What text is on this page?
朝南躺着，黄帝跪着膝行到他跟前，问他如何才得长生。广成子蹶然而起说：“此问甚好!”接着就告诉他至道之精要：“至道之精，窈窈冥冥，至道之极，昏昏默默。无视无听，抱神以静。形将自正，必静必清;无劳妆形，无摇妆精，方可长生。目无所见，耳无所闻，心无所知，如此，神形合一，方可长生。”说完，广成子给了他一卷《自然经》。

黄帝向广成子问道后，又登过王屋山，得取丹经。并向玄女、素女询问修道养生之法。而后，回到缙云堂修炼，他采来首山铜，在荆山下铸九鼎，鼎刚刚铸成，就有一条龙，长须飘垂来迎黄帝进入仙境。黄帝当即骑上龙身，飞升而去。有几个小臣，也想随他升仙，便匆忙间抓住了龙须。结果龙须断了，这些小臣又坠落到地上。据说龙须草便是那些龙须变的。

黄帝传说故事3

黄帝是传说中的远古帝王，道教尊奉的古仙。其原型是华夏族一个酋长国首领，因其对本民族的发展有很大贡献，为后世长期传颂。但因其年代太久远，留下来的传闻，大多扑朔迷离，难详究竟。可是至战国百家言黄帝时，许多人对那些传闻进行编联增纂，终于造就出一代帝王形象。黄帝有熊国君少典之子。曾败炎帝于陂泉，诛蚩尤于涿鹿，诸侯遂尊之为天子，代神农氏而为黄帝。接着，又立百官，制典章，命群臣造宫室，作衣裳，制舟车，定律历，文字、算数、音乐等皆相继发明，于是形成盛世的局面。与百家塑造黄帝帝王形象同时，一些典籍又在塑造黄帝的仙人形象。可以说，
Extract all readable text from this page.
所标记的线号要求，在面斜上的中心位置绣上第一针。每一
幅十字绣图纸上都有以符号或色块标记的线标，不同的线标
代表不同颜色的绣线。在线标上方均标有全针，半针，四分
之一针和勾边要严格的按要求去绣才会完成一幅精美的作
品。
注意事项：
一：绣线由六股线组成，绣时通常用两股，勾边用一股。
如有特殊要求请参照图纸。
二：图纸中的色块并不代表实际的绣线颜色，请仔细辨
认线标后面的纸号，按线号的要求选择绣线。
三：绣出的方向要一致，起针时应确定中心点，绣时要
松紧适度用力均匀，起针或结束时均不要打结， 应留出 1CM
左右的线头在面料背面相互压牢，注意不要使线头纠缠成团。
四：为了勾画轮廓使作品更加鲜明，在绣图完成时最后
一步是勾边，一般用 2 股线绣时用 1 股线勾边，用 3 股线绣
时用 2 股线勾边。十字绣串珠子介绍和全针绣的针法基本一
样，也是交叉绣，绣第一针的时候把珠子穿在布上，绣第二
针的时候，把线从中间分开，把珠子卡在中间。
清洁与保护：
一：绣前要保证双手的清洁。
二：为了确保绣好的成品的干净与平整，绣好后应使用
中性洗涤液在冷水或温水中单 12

= = = =

Aim of the exercise:
Lines that include the word "股线勾边" are to be extracted from the data above.

Answer below:
一步是勾边，一般用 2 股线绣时用 1 股线勾边，用 3 股线绣
时用 2 股线勾边。十字绣串珠子介绍和全针绣的针法基本一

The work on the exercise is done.